- **RECORDS PROVIDED**:
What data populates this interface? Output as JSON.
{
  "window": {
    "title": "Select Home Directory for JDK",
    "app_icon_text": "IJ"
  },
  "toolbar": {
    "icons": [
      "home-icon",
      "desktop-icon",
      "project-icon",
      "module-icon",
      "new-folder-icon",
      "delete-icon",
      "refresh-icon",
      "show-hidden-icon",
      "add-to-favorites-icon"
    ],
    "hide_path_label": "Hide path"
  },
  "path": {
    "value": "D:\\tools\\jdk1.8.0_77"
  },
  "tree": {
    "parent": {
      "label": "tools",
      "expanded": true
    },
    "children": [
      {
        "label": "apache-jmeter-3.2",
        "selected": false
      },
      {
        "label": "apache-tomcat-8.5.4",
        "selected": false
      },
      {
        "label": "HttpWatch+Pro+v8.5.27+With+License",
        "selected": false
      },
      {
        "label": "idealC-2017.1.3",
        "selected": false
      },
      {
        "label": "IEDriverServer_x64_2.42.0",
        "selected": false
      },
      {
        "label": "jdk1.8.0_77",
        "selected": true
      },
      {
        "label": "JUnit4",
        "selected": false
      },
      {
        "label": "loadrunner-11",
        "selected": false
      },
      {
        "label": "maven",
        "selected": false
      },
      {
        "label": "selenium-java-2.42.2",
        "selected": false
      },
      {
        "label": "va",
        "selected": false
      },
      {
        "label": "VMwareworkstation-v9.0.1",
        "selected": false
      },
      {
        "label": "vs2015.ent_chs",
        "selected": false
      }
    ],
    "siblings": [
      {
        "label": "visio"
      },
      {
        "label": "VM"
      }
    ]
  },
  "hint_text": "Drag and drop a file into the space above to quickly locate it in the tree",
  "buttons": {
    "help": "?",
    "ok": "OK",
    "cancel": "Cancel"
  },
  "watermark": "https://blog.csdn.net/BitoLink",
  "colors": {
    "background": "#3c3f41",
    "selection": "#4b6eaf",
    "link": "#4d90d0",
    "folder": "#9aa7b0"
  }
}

- **CHALLENGE**: Gather every line from the listing above in which "tree" appears, and copy those lines.

- **ANSWER BELOW**:
  "tree": {
  "hint_text": "Drag and drop a file into the space above to quickly locate it in the tree",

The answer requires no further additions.